(The request): Reproduce all lines of the listing below in which the word "from" occurs.

(Task input):
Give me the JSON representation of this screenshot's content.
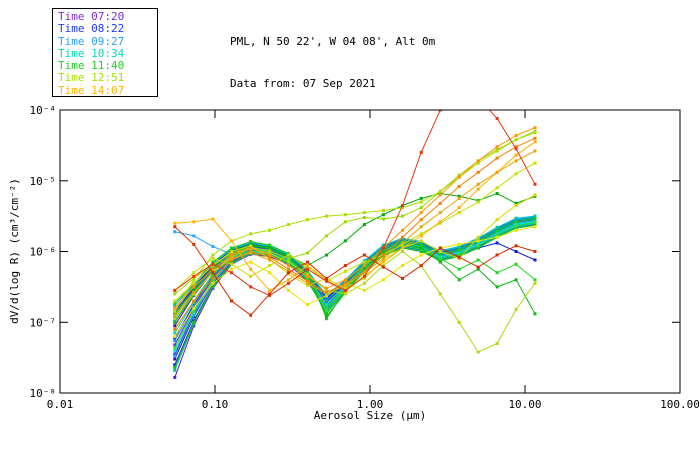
{
  "header": {
    "title_line1": "PML, N 50 22', W 04 08', Alt 0m",
    "title_line2": "Data from: 07 Sep 2021"
  },
  "chart_data": {
    "type": "line",
    "title": "PML, N 50 22', W 04 08', Alt 0m",
    "subtitle": "Data from: 07 Sep 2021",
    "xlabel": "Aerosol Size (μm)",
    "ylabel": "dV/d(log R) (cm³/cm⁻²)",
    "x_scale": "log",
    "y_scale": "log",
    "xlim": [
      0.01,
      100
    ],
    "ylim_log10": [
      -8,
      -4
    ],
    "grid": false,
    "legend_position": "top-left",
    "x_tick_values": [
      0.01,
      0.1,
      1,
      10,
      100
    ],
    "x_tick_labels": [
      "0.01",
      "0.10",
      "1.00",
      "10.00",
      "100.00"
    ],
    "y_tick_exponents": [
      -4,
      -5,
      -6,
      -7,
      -8
    ],
    "y_tick_labels": [
      "10⁻⁴",
      "10⁻⁵",
      "10⁻⁶",
      "10⁻⁷",
      "10⁻⁸"
    ],
    "legend": [
      {
        "label": "Time 07:20",
        "color": "#7b2ce0"
      },
      {
        "label": "Time 08:22",
        "color": "#2038ff"
      },
      {
        "label": "Time 09:27",
        "color": "#28a0ff"
      },
      {
        "label": "Time 10:34",
        "color": "#00e0b0"
      },
      {
        "label": "Time 11:40",
        "color": "#20d020"
      },
      {
        "label": "Time 12:51",
        "color": "#a8e000"
      },
      {
        "label": "Time 14:07",
        "color": "#ffb400"
      }
    ],
    "x_values_um": [
      0.055,
      0.073,
      0.097,
      0.128,
      0.17,
      0.225,
      0.298,
      0.395,
      0.524,
      0.694,
      0.92,
      1.22,
      1.62,
      2.14,
      2.84,
      3.76,
      4.99,
      6.61,
      8.76,
      11.6
    ],
    "series": [
      {
        "time": "07:20",
        "color": "#5a18c8",
        "log10_dVdlogR": [
          -7.78,
          -7.05,
          -6.52,
          -6.18,
          -6.04,
          -6.07,
          -6.18,
          -6.42,
          -6.85,
          -6.55,
          -6.28,
          -6.05,
          -5.94,
          -5.99,
          -6.12,
          -6.06,
          -5.94,
          -5.79,
          -5.66,
          -5.62
        ]
      },
      {
        "time": "07:20",
        "color": "#6a22d8",
        "log10_dVdlogR": [
          -7.32,
          -6.8,
          -6.38,
          -6.1,
          -5.99,
          -6.03,
          -6.14,
          -6.38,
          -6.78,
          -6.5,
          -6.23,
          -6.0,
          -5.9,
          -5.95,
          -6.08,
          -6.02,
          -5.9,
          -5.75,
          -5.62,
          -5.58
        ]
      },
      {
        "time": "07:20",
        "color": "#4810b0",
        "log10_dVdlogR": [
          -7.05,
          -6.62,
          -6.28,
          -6.04,
          -5.94,
          -5.99,
          -6.1,
          -6.34,
          -6.72,
          -6.46,
          -6.19,
          -5.97,
          -5.87,
          -5.92,
          -6.05,
          -5.99,
          -5.87,
          -5.72,
          -5.59,
          -5.55
        ]
      },
      {
        "time": "07:20",
        "color": "#7a2ce0",
        "log10_dVdlogR": [
          -6.88,
          -6.53,
          -6.21,
          -6.0,
          -5.9,
          -5.95,
          -6.07,
          -6.3,
          -6.68,
          -6.43,
          -6.16,
          -5.94,
          -5.84,
          -5.89,
          -6.02,
          -5.96,
          -5.84,
          -5.69,
          -5.56,
          -5.53
        ]
      },
      {
        "time": "07:20",
        "color": "#3c0a9e",
        "log10_dVdlogR": [
          -7.52,
          -6.92,
          -6.45,
          -6.14,
          -6.02,
          -6.05,
          -6.16,
          -6.4,
          -6.82,
          -6.52,
          -6.26,
          -6.03,
          -5.92,
          -5.97,
          -6.1,
          -6.04,
          -5.92,
          -5.77,
          -5.64,
          -5.6
        ]
      },
      {
        "time": "08:22",
        "color": "#1228e8",
        "log10_dVdlogR": [
          -7.6,
          -6.98,
          -6.48,
          -6.16,
          -6.03,
          -6.06,
          -6.17,
          -6.41,
          -6.84,
          -6.54,
          -6.27,
          -6.04,
          -5.93,
          -5.98,
          -6.11,
          -6.05,
          -5.93,
          -5.78,
          -5.65,
          -5.61
        ]
      },
      {
        "time": "08:22",
        "color": "#0a1cd0",
        "log10_dVdlogR": [
          -7.22,
          -6.75,
          -6.35,
          -6.08,
          -5.97,
          -6.01,
          -6.12,
          -6.36,
          -6.76,
          -6.48,
          -6.21,
          -5.99,
          -5.89,
          -5.94,
          -6.07,
          -6.01,
          -5.95,
          -5.88,
          -6.0,
          -6.12
        ]
      },
      {
        "time": "08:22",
        "color": "#2238ff",
        "log10_dVdlogR": [
          -7.0,
          -6.6,
          -6.26,
          -6.02,
          -5.93,
          -5.97,
          -6.09,
          -6.33,
          -6.71,
          -6.45,
          -6.18,
          -5.96,
          -5.86,
          -5.91,
          -6.04,
          -5.98,
          -5.86,
          -5.71,
          -5.58,
          -5.54
        ]
      },
      {
        "time": "08:22",
        "color": "#0518c0",
        "log10_dVdlogR": [
          -6.85,
          -6.51,
          -6.19,
          -5.98,
          -5.89,
          -5.94,
          -6.06,
          -6.29,
          -6.66,
          -6.42,
          -6.15,
          -5.93,
          -5.83,
          -5.88,
          -6.01,
          -5.95,
          -5.83,
          -5.68,
          -5.55,
          -5.52
        ]
      },
      {
        "time": "08:22",
        "color": "#1c30f4",
        "log10_dVdlogR": [
          -7.45,
          -6.88,
          -6.43,
          -6.12,
          -6.01,
          -6.04,
          -6.15,
          -6.39,
          -6.8,
          -6.51,
          -6.24,
          -6.02,
          -5.91,
          -5.96,
          -6.09,
          -6.03,
          -5.91,
          -5.76,
          -5.63,
          -5.59
        ]
      },
      {
        "time": "09:27",
        "color": "#28a8ff",
        "log10_dVdlogR": [
          -5.72,
          -5.78,
          -5.93,
          -6.04,
          -6.01,
          -6.04,
          -6.15,
          -6.38,
          -6.78,
          -6.5,
          -6.23,
          -6.01,
          -5.9,
          -5.95,
          -6.08,
          -6.02,
          -5.9,
          -5.75,
          -5.62,
          -5.58
        ]
      },
      {
        "time": "09:27",
        "color": "#1492ec",
        "log10_dVdlogR": [
          -7.26,
          -6.77,
          -6.36,
          -6.09,
          -5.98,
          -6.02,
          -6.13,
          -6.37,
          -6.77,
          -6.49,
          -6.22,
          -6.0,
          -5.89,
          -5.94,
          -6.07,
          -6.01,
          -5.89,
          -5.74,
          -5.61,
          -5.57
        ]
      },
      {
        "time": "09:27",
        "color": "#0a84dc",
        "log10_dVdlogR": [
          -6.96,
          -6.58,
          -6.24,
          -6.01,
          -5.92,
          -5.96,
          -6.08,
          -6.32,
          -6.7,
          -6.44,
          -6.17,
          -5.95,
          -5.85,
          -5.9,
          -6.03,
          -5.97,
          -5.85,
          -5.7,
          -5.57,
          -5.53
        ]
      },
      {
        "time": "09:27",
        "color": "#2ea2f8",
        "log10_dVdlogR": [
          -7.48,
          -6.9,
          -6.44,
          -6.13,
          -6.01,
          -6.05,
          -6.16,
          -6.4,
          -6.81,
          -6.52,
          -6.25,
          -6.02,
          -5.92,
          -5.97,
          -6.1,
          -6.04,
          -5.92,
          -5.77,
          -5.64,
          -5.6
        ]
      },
      {
        "time": "09:27",
        "color": "#10b2f0",
        "log10_dVdlogR": [
          -6.8,
          -6.49,
          -6.17,
          -5.97,
          -5.88,
          -5.93,
          -6.05,
          -6.28,
          -6.64,
          -6.41,
          -6.14,
          -5.92,
          -5.82,
          -5.87,
          -6.0,
          -5.94,
          -5.82,
          -5.67,
          -5.54,
          -5.51
        ]
      },
      {
        "time": "10:34",
        "color": "#00c8a4",
        "log10_dVdlogR": [
          -7.68,
          -7.02,
          -6.5,
          -6.17,
          -6.03,
          -6.06,
          -6.17,
          -6.41,
          -6.86,
          -6.55,
          -6.28,
          -6.05,
          -5.94,
          -5.99,
          -6.12,
          -6.06,
          -5.94,
          -5.79,
          -5.66,
          -5.61
        ]
      },
      {
        "time": "10:34",
        "color": "#00dcc0",
        "log10_dVdlogR": [
          -7.15,
          -6.72,
          -6.33,
          -6.07,
          -5.96,
          -6.0,
          -6.11,
          -6.35,
          -6.75,
          -6.47,
          -6.2,
          -5.98,
          -5.88,
          -5.93,
          -6.06,
          -6.0,
          -5.88,
          -5.73,
          -5.6,
          -5.56
        ]
      },
      {
        "time": "10:34",
        "color": "#00b48c",
        "log10_dVdlogR": [
          -6.92,
          -6.56,
          -6.23,
          -6.0,
          -5.91,
          -5.95,
          -6.07,
          -6.31,
          -6.69,
          -6.43,
          -6.16,
          -5.94,
          -5.84,
          -5.89,
          -6.02,
          -5.96,
          -5.84,
          -5.69,
          -5.56,
          -5.52
        ]
      },
      {
        "time": "10:34",
        "color": "#0ce4cc",
        "log10_dVdlogR": [
          -7.4,
          -6.86,
          -6.42,
          -6.11,
          -6.0,
          -6.03,
          -6.14,
          -6.38,
          -6.79,
          -6.5,
          -6.23,
          -6.01,
          -5.9,
          -5.95,
          -6.08,
          -6.02,
          -5.9,
          -5.75,
          -5.62,
          -5.58
        ]
      },
      {
        "time": "10:34",
        "color": "#00c2b2",
        "log10_dVdlogR": [
          -6.76,
          -6.47,
          -6.16,
          -5.96,
          -5.87,
          -5.92,
          -6.04,
          -6.27,
          -6.62,
          -6.4,
          -6.13,
          -5.91,
          -5.81,
          -5.86,
          -5.99,
          -5.93,
          -5.81,
          -5.66,
          -5.53,
          -5.5
        ]
      },
      {
        "time": "11:40",
        "color": "#14bc14",
        "log10_dVdlogR": [
          -7.64,
          -7.0,
          -6.49,
          -6.16,
          -6.02,
          -6.05,
          -6.16,
          -6.4,
          -6.88,
          -6.56,
          -6.29,
          -6.06,
          -5.95,
          -6.0,
          -6.13,
          -6.07,
          -5.95,
          -5.8,
          -5.67,
          -5.63
        ]
      },
      {
        "time": "11:40",
        "color": "#24d424",
        "log10_dVdlogR": [
          -7.1,
          -6.7,
          -6.32,
          -6.06,
          -5.95,
          -5.99,
          -6.1,
          -6.34,
          -6.8,
          -6.48,
          -6.21,
          -5.99,
          -5.89,
          -5.94,
          -6.1,
          -6.25,
          -6.12,
          -6.3,
          -6.18,
          -6.4
        ]
      },
      {
        "time": "11:40",
        "color": "#06aa0e",
        "log10_dVdlogR": [
          -6.88,
          -6.54,
          -6.22,
          -5.99,
          -5.9,
          -5.94,
          -6.06,
          -6.2,
          -6.05,
          -5.85,
          -5.62,
          -5.48,
          -5.35,
          -5.25,
          -5.18,
          -5.22,
          -5.28,
          -5.18,
          -5.32,
          -5.22
        ]
      },
      {
        "time": "11:40",
        "color": "#30e030",
        "log10_dVdlogR": [
          -7.36,
          -6.84,
          -6.41,
          -6.1,
          -5.99,
          -6.02,
          -6.13,
          -6.37,
          -6.84,
          -6.53,
          -6.26,
          -6.03,
          -5.92,
          -5.97,
          -6.1,
          -6.04,
          -5.92,
          -5.77,
          -5.64,
          -5.59
        ]
      },
      {
        "time": "11:40",
        "color": "#1cc81c",
        "log10_dVdlogR": [
          -6.73,
          -6.46,
          -6.15,
          -5.95,
          -5.86,
          -5.91,
          -6.03,
          -6.26,
          -6.95,
          -6.55,
          -6.18,
          -5.96,
          -5.86,
          -5.91,
          -6.04,
          -5.98,
          -5.86,
          -5.71,
          -5.58,
          -5.54
        ]
      },
      {
        "time": "11:40",
        "color": "#0cb814",
        "log10_dVdlogR": [
          -7.0,
          -6.61,
          -6.27,
          -6.03,
          -5.92,
          -5.96,
          -6.08,
          -6.32,
          -6.92,
          -6.58,
          -6.24,
          -6.0,
          -5.9,
          -5.95,
          -6.15,
          -6.4,
          -6.25,
          -6.5,
          -6.4,
          -6.88
        ]
      },
      {
        "time": "12:51",
        "color": "#9cd800",
        "log10_dVdlogR": [
          -6.6,
          -6.38,
          -6.18,
          -6.03,
          -5.94,
          -5.99,
          -6.1,
          -6.02,
          -5.78,
          -5.58,
          -5.52,
          -5.54,
          -5.5,
          -5.38,
          -5.15,
          -4.92,
          -4.72,
          -4.56,
          -4.42,
          -4.3
        ]
      },
      {
        "time": "12:51",
        "color": "#aae000",
        "log10_dVdlogR": [
          -6.85,
          -6.4,
          -6.05,
          -5.85,
          -5.75,
          -5.7,
          -5.62,
          -5.55,
          -5.5,
          -5.48,
          -5.45,
          -5.42,
          -5.38,
          -5.3,
          -5.15,
          -4.95,
          -4.75,
          -4.58,
          -4.42,
          -4.32
        ]
      },
      {
        "time": "12:51",
        "color": "#c4e000",
        "log10_dVdlogR": [
          -6.55,
          -6.3,
          -6.1,
          -6.18,
          -6.35,
          -6.2,
          -6.05,
          -6.22,
          -6.42,
          -6.28,
          -6.15,
          -6.05,
          -5.9,
          -5.75,
          -5.6,
          -5.45,
          -5.3,
          -5.1,
          -4.9,
          -4.75
        ]
      },
      {
        "time": "12:51",
        "color": "#e4e400",
        "log10_dVdlogR": [
          -7.2,
          -6.8,
          -6.45,
          -6.25,
          -6.15,
          -6.3,
          -6.55,
          -6.75,
          -6.62,
          -6.45,
          -6.55,
          -6.4,
          -6.2,
          -6.05,
          -5.95,
          -5.9,
          -5.85,
          -5.8,
          -5.7,
          -5.65
        ]
      },
      {
        "time": "12:51",
        "color": "#b2d810",
        "log10_dVdlogR": [
          -6.95,
          -6.6,
          -6.28,
          -6.08,
          -5.96,
          -6.02,
          -6.15,
          -6.32,
          -6.55,
          -6.6,
          -6.45,
          -6.2,
          -6.0,
          -6.2,
          -6.6,
          -7.0,
          -7.42,
          -7.3,
          -6.82,
          -6.45
        ]
      },
      {
        "time": "12:51",
        "color": "#d8d800",
        "log10_dVdlogR": [
          -6.7,
          -6.45,
          -6.2,
          -6.0,
          -5.92,
          -6.1,
          -6.32,
          -6.48,
          -6.38,
          -6.52,
          -6.38,
          -6.12,
          -5.95,
          -5.85,
          -6.0,
          -6.1,
          -5.8,
          -5.55,
          -5.35,
          -5.2
        ]
      },
      {
        "time": "14:07",
        "color": "#ffb000",
        "log10_dVdlogR": [
          -5.6,
          -5.58,
          -5.54,
          -5.85,
          -6.25,
          -6.55,
          -6.4,
          -6.2,
          -6.4,
          -6.56,
          -6.35,
          -6.15,
          -5.95,
          -5.78,
          -5.58,
          -5.38,
          -5.12,
          -4.88,
          -4.64,
          -4.45
        ]
      },
      {
        "time": "14:07",
        "color": "#ff9400",
        "log10_dVdlogR": [
          -6.8,
          -6.5,
          -6.25,
          -6.05,
          -5.95,
          -6.05,
          -6.2,
          -6.35,
          -6.52,
          -6.4,
          -6.2,
          -5.95,
          -5.7,
          -5.45,
          -5.2,
          -4.95,
          -4.72,
          -4.52,
          -4.36,
          -4.25
        ]
      },
      {
        "time": "14:07",
        "color": "#f08000",
        "log10_dVdlogR": [
          -7.1,
          -6.7,
          -6.38,
          -6.12,
          -6.0,
          -6.08,
          -6.25,
          -6.42,
          -6.58,
          -6.45,
          -6.28,
          -6.05,
          -5.8,
          -5.55,
          -5.32,
          -5.08,
          -4.88,
          -4.68,
          -4.52,
          -4.4
        ]
      },
      {
        "time": "14:07",
        "color": "#e8a400",
        "log10_dVdlogR": [
          -6.9,
          -6.58,
          -6.3,
          -6.1,
          -6.02,
          -6.12,
          -6.28,
          -6.45,
          -6.6,
          -6.48,
          -6.3,
          -6.1,
          -5.88,
          -5.65,
          -5.45,
          -5.25,
          -5.05,
          -4.88,
          -4.72,
          -4.58
        ]
      },
      {
        "time": "14:07",
        "color": "#e83410",
        "log10_dVdlogR": [
          -6.55,
          -6.35,
          -6.18,
          -6.3,
          -6.5,
          -6.62,
          -6.45,
          -6.25,
          -6.42,
          -6.55,
          -6.35,
          -5.95,
          -5.35,
          -4.6,
          -4.0,
          -3.7,
          -3.82,
          -4.12,
          -4.55,
          -5.05
        ]
      },
      {
        "time": "14:07",
        "color": "#d62c00",
        "log10_dVdlogR": [
          -5.65,
          -5.9,
          -6.3,
          -6.7,
          -6.9,
          -6.6,
          -6.3,
          -6.15,
          -6.38,
          -6.2,
          -6.05,
          -6.22,
          -6.38,
          -6.2,
          -5.95,
          -6.08,
          -6.22,
          -6.05,
          -5.92,
          -6.0
        ]
      }
    ]
  }
}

(Reply to the task):
    "title_line2": "Data from: 07 Sep 2021"
    "subtitle": "Data from: 07 Sep 2021",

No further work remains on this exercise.